_Information shown_
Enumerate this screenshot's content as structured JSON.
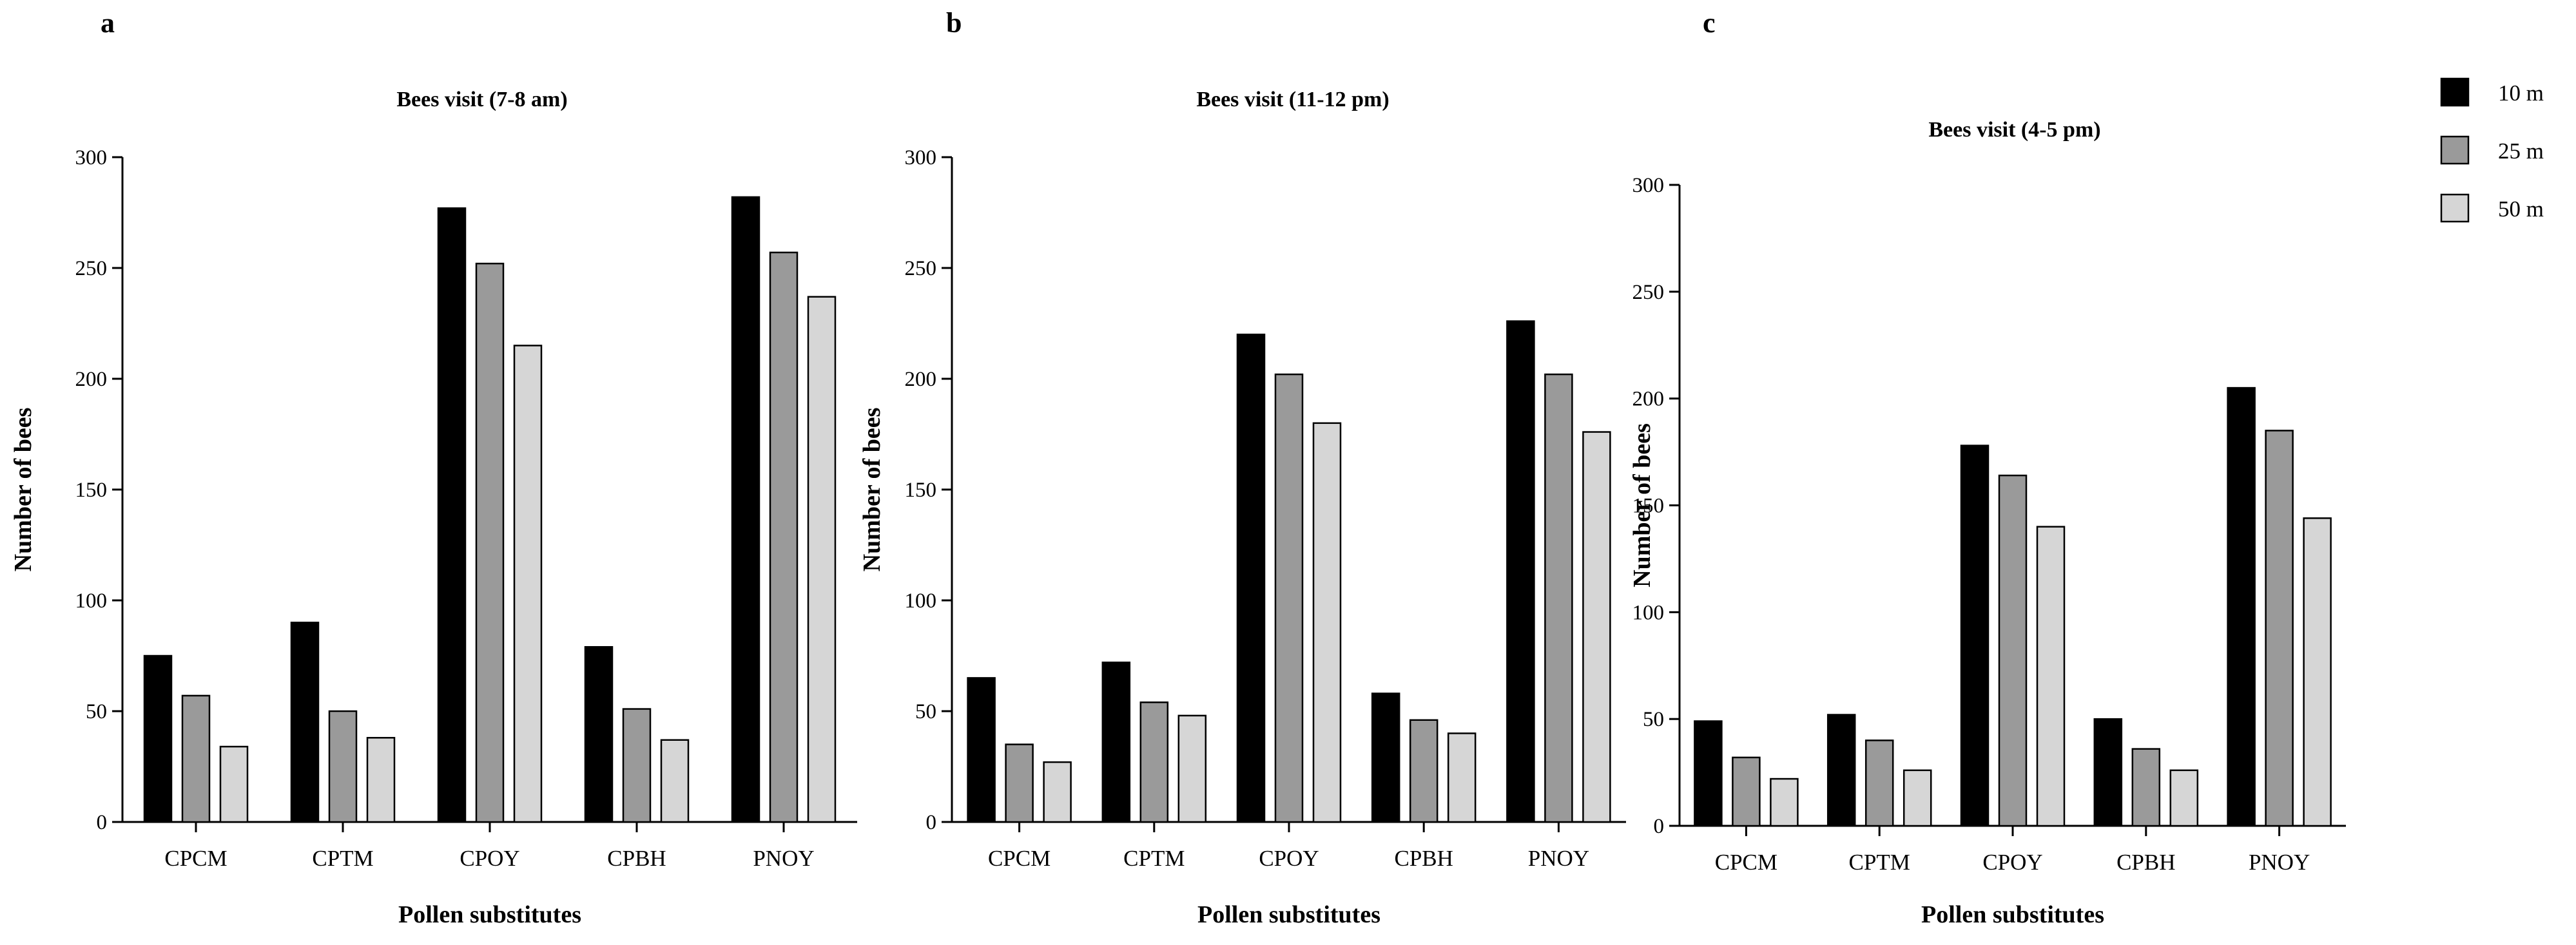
{
  "chart_data": [
    {
      "panel": "a",
      "type": "bar",
      "title": "Bees visit (7-8 am)",
      "xlabel": "Pollen substitutes",
      "ylabel": "Number of bees",
      "ylim": [
        0,
        300
      ],
      "yticks": [
        0,
        50,
        100,
        150,
        200,
        250,
        300
      ],
      "categories": [
        "CPCM",
        "CPTM",
        "CPOY",
        "CPBH",
        "PNOY"
      ],
      "series": [
        {
          "name": "10 m",
          "values": [
            75,
            90,
            277,
            79,
            282
          ]
        },
        {
          "name": "25 m",
          "values": [
            57,
            50,
            252,
            51,
            257
          ]
        },
        {
          "name": "50 m",
          "values": [
            34,
            38,
            215,
            37,
            237
          ]
        }
      ]
    },
    {
      "panel": "b",
      "type": "bar",
      "title": "Bees visit (11-12 pm)",
      "xlabel": "Pollen substitutes",
      "ylabel": "Number of bees",
      "ylim": [
        0,
        300
      ],
      "yticks": [
        0,
        50,
        100,
        150,
        200,
        250,
        300
      ],
      "categories": [
        "CPCM",
        "CPTM",
        "CPOY",
        "CPBH",
        "PNOY"
      ],
      "series": [
        {
          "name": "10 m",
          "values": [
            65,
            72,
            220,
            58,
            226
          ]
        },
        {
          "name": "25 m",
          "values": [
            35,
            54,
            202,
            46,
            202
          ]
        },
        {
          "name": "50 m",
          "values": [
            27,
            48,
            180,
            40,
            176
          ]
        }
      ]
    },
    {
      "panel": "c",
      "type": "bar",
      "title": "Bees visit (4-5 pm)",
      "xlabel": "Pollen substitutes",
      "ylabel": "Number of bees",
      "ylim": [
        0,
        300
      ],
      "yticks": [
        0,
        50,
        100,
        150,
        200,
        250,
        300
      ],
      "categories": [
        "CPCM",
        "CPTM",
        "CPOY",
        "CPBH",
        "PNOY"
      ],
      "series": [
        {
          "name": "10 m",
          "values": [
            49,
            52,
            178,
            50,
            205
          ]
        },
        {
          "name": "25 m",
          "values": [
            32,
            40,
            164,
            36,
            185
          ]
        },
        {
          "name": "50 m",
          "values": [
            22,
            26,
            140,
            26,
            144
          ]
        }
      ]
    }
  ],
  "legend": [
    {
      "label": "10 m",
      "color": "#000000"
    },
    {
      "label": "25 m",
      "color": "#9a9a9a"
    },
    {
      "label": "50 m",
      "color": "#d6d6d6"
    }
  ]
}
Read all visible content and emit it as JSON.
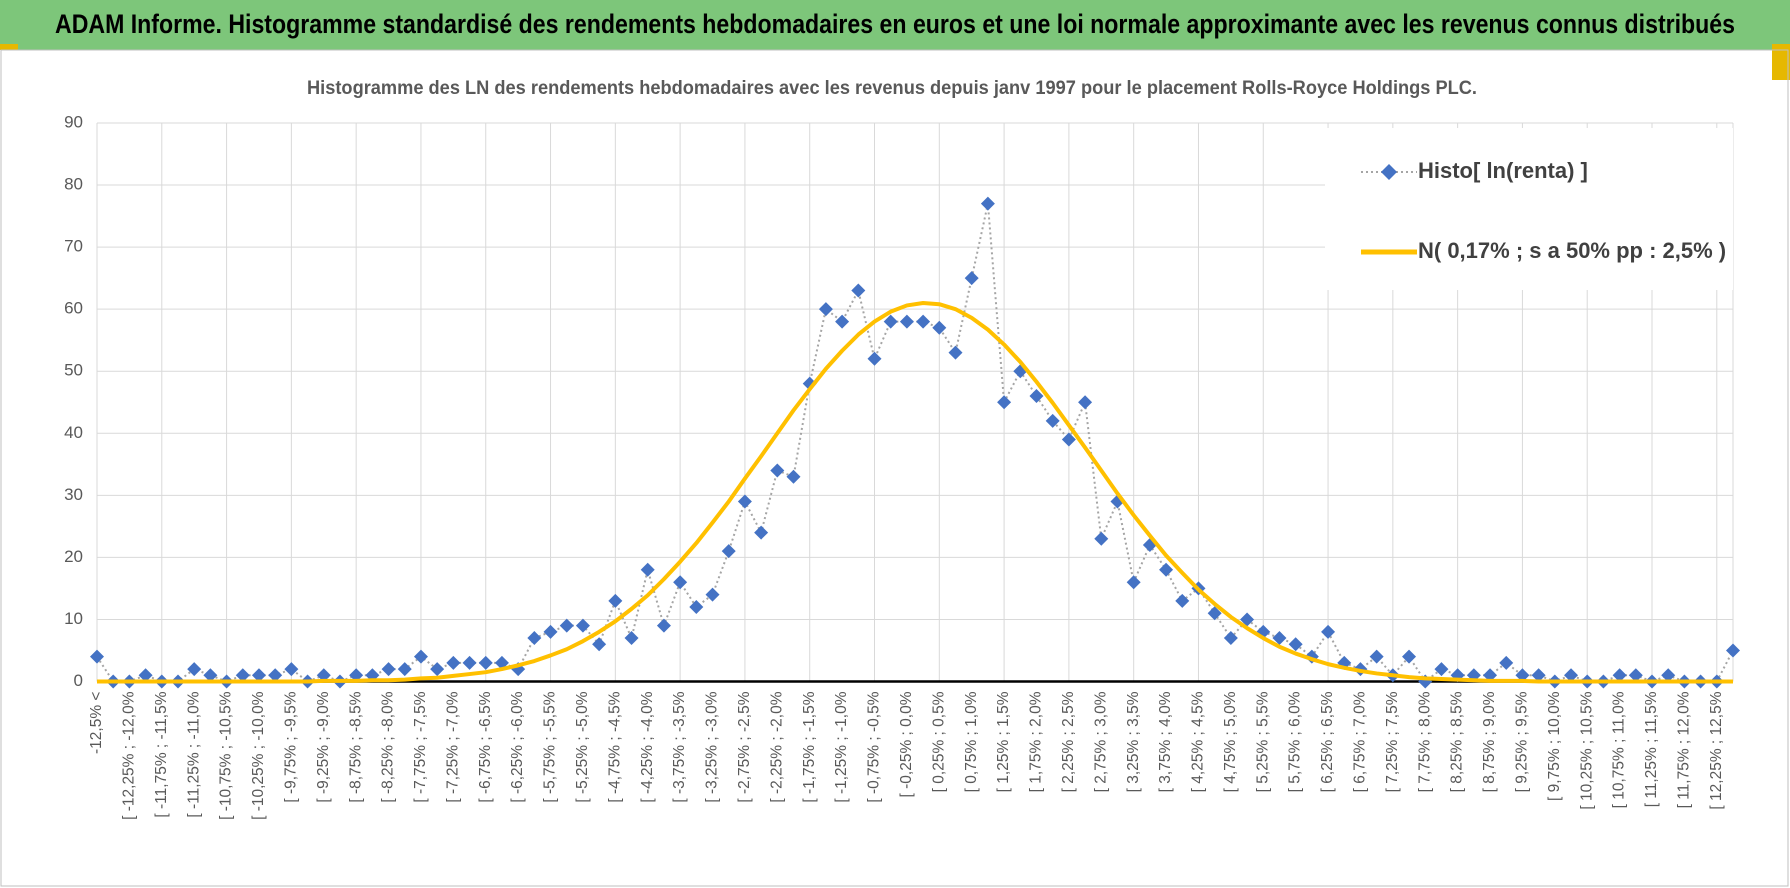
{
  "banner": "ADAM Informe. Histogramme standardisé des rendements hebdomadaires en euros et une loi normale approximante avec les revenus connus distribués",
  "chart_data": {
    "type": "line",
    "title": "Histogramme  des LN des rendements hebdomadaires avec les revenus depuis janv 1997 pour le placement Rolls-Royce Holdings PLC.",
    "categories": [
      "-12,5% <",
      null,
      "[ -12,25% ; -12,0%",
      null,
      "[ -11,75% ; -11,5%",
      null,
      "[ -11,25% ; -11,0%",
      null,
      "[ -10,75% ; -10,5%",
      null,
      "[ -10,25% ; -10,0%",
      null,
      "[ -9,75% ; -9,5%",
      null,
      "[ -9,25% ; -9,0%",
      null,
      "[ -8,75% ; -8,5%",
      null,
      "[ -8,25% ; -8,0%",
      null,
      "[ -7,75% ; -7,5%",
      null,
      "[ -7,25% ; -7,0%",
      null,
      "[ -6,75% ; -6,5%",
      null,
      "[ -6,25% ; -6,0%",
      null,
      "[ -5,75% ; -5,5%",
      null,
      "[ -5,25% ; -5,0%",
      null,
      "[ -4,75% ; -4,5%",
      null,
      "[ -4,25% ; -4,0%",
      null,
      "[ -3,75% ; -3,5%",
      null,
      "[ -3,25% ; -3,0%",
      null,
      "[ -2,75% ; -2,5%",
      null,
      "[ -2,25% ; -2,0%",
      null,
      "[ -1,75% ; -1,5%",
      null,
      "[ -1,25% ; -1,0%",
      null,
      "[ -0,75% ; -0,5%",
      null,
      "[ -0,25% ; 0,0%",
      null,
      "[ 0,25% ; 0,5%",
      null,
      "[ 0,75% ; 1,0%",
      null,
      "[ 1,25% ; 1,5%",
      null,
      "[ 1,75% ; 2,0%",
      null,
      "[ 2,25% ; 2,5%",
      null,
      "[ 2,75% ; 3,0%",
      null,
      "[ 3,25% ; 3,5%",
      null,
      "[ 3,75% ; 4,0%",
      null,
      "[ 4,25% ; 4,5%",
      null,
      "[ 4,75% ; 5,0%",
      null,
      "[ 5,25% ; 5,5%",
      null,
      "[ 5,75% ; 6,0%",
      null,
      "[ 6,25% ; 6,5%",
      null,
      "[ 6,75% ; 7,0%",
      null,
      "[ 7,25% ; 7,5%",
      null,
      "[ 7,75% ; 8,0%",
      null,
      "[ 8,25% ; 8,5%",
      null,
      "[ 8,75% ; 9,0%",
      null,
      "[ 9,25% ; 9,5%",
      null,
      "[ 9,75% ; 10,0%",
      null,
      "[ 10,25% ; 10,5%",
      null,
      "[ 10,75% ; 11,0%",
      null,
      "[ 11,25% ; 11,5%",
      null,
      "[ 11,75% ; 12,0%",
      null,
      "[ 12,25% ; 12,5%",
      null
    ],
    "series": [
      {
        "name": "Histo[ ln(renta) ]",
        "color": "#4472c4",
        "line_color": "#a5a5a5",
        "line_style": "dotted",
        "marker": "diamond",
        "values": [
          4,
          0,
          0,
          1,
          0,
          0,
          2,
          1,
          0,
          1,
          1,
          1,
          2,
          0,
          1,
          0,
          1,
          1,
          2,
          2,
          4,
          2,
          3,
          3,
          3,
          3,
          2,
          7,
          8,
          9,
          9,
          6,
          13,
          7,
          18,
          9,
          16,
          12,
          14,
          21,
          29,
          24,
          34,
          33,
          48,
          60,
          58,
          63,
          52,
          58,
          58,
          58,
          57,
          53,
          65,
          77,
          45,
          50,
          46,
          42,
          39,
          45,
          23,
          29,
          16,
          22,
          18,
          13,
          15,
          11,
          7,
          10,
          8,
          7,
          6,
          4,
          8,
          3,
          2,
          4,
          1,
          4,
          0,
          2,
          1,
          1,
          1,
          3,
          1,
          1,
          0,
          1,
          0,
          0,
          1,
          1,
          0,
          1,
          0,
          0,
          0,
          5
        ]
      },
      {
        "name": "N( 0,17% ; s a 50% pp : 2,5% )",
        "color": "#ffc000",
        "line_style": "solid",
        "marker": "none",
        "values": [
          0,
          0,
          0,
          0,
          0,
          0,
          0,
          0,
          0,
          0,
          0,
          0,
          0,
          0,
          0.1,
          0.1,
          0.1,
          0.2,
          0.2,
          0.3,
          0.5,
          0.6,
          0.9,
          1.2,
          1.5,
          2.0,
          2.6,
          3.3,
          4.2,
          5.2,
          6.5,
          8.0,
          9.7,
          11.7,
          13.9,
          16.5,
          19.3,
          22.3,
          25.6,
          29.0,
          32.7,
          36.3,
          40.0,
          43.7,
          47.1,
          50.4,
          53.3,
          55.9,
          58.0,
          59.6,
          60.6,
          61.0,
          60.8,
          60.0,
          58.6,
          56.7,
          54.3,
          51.5,
          48.3,
          44.9,
          41.3,
          37.7,
          34.0,
          30.3,
          26.8,
          23.5,
          20.3,
          17.5,
          14.8,
          12.5,
          10.4,
          8.6,
          7.0,
          5.6,
          4.5,
          3.6,
          2.8,
          2.2,
          1.7,
          1.3,
          1.0,
          0.7,
          0.5,
          0.4,
          0.3,
          0.2,
          0.1,
          0.1,
          0.1,
          0,
          0,
          0,
          0,
          0,
          0,
          0,
          0,
          0,
          0,
          0,
          0,
          0
        ]
      }
    ],
    "ylim": [
      0,
      90
    ],
    "yticks": [
      0,
      10,
      20,
      30,
      40,
      50,
      60,
      70,
      80,
      90
    ],
    "grid": true,
    "legend": "top-right"
  }
}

_Aim of the exercise_
Copy every line of the listing that contains the word "avec".

_Task answer_
  "banner": "ADAM Informe. Histogramme standardisé des rendements hebdomadaires en euros et une loi normale approximante avec les revenus connus distribués",
    "title": "Histogramme  des LN des rendements hebdomadaires avec les revenus depuis janv 1997 pour le placement Rolls-Royce Holdings PLC.",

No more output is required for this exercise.